• **EXERCISE OBJECTIVE**
Copy each line where the word "title" occurs.

(Dataset entries on figures)
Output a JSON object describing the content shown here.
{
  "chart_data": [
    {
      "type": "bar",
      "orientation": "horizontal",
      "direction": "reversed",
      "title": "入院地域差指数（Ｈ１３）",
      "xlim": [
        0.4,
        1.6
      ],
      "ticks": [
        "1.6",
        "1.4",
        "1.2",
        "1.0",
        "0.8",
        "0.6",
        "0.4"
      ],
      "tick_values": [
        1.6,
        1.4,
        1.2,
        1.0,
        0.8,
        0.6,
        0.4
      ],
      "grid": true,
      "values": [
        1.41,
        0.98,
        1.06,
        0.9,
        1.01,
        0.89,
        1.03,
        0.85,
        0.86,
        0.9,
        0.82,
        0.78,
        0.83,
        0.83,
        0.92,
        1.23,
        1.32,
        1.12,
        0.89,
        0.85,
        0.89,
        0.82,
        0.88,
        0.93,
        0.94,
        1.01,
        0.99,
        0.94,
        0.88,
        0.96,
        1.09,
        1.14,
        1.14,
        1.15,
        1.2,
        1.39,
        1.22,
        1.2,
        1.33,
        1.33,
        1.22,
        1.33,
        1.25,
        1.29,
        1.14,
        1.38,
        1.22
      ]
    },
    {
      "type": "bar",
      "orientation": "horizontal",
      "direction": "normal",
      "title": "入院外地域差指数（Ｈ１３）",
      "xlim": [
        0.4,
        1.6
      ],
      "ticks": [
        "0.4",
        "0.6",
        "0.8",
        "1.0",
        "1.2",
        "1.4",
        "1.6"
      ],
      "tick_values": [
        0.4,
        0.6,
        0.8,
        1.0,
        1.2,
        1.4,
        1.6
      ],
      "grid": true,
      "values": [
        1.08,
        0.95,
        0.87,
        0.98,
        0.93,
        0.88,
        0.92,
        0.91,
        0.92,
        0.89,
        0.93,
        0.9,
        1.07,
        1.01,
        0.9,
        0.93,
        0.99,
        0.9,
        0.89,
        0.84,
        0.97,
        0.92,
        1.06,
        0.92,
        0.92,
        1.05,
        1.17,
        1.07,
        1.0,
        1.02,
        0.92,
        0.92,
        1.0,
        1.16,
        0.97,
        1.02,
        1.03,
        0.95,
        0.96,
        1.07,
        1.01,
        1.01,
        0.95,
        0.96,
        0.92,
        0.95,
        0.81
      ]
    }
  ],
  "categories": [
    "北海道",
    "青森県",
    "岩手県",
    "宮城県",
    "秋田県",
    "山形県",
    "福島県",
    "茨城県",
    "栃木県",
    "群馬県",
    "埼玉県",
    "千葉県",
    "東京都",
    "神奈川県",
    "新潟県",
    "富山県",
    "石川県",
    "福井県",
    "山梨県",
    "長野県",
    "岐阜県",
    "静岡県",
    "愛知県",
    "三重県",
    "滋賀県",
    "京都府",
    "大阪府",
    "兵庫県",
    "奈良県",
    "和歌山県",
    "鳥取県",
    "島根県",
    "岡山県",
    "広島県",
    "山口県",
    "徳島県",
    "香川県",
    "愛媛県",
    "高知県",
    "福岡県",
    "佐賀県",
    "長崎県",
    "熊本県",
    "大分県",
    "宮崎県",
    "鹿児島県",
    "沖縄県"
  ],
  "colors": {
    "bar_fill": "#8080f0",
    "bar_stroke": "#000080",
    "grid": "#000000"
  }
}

• **RESPONSE TO THIS EXERCISE**
      "title": "入院地域差指数（Ｈ１３）",
      "title": "入院外地域差指数（Ｈ１３）",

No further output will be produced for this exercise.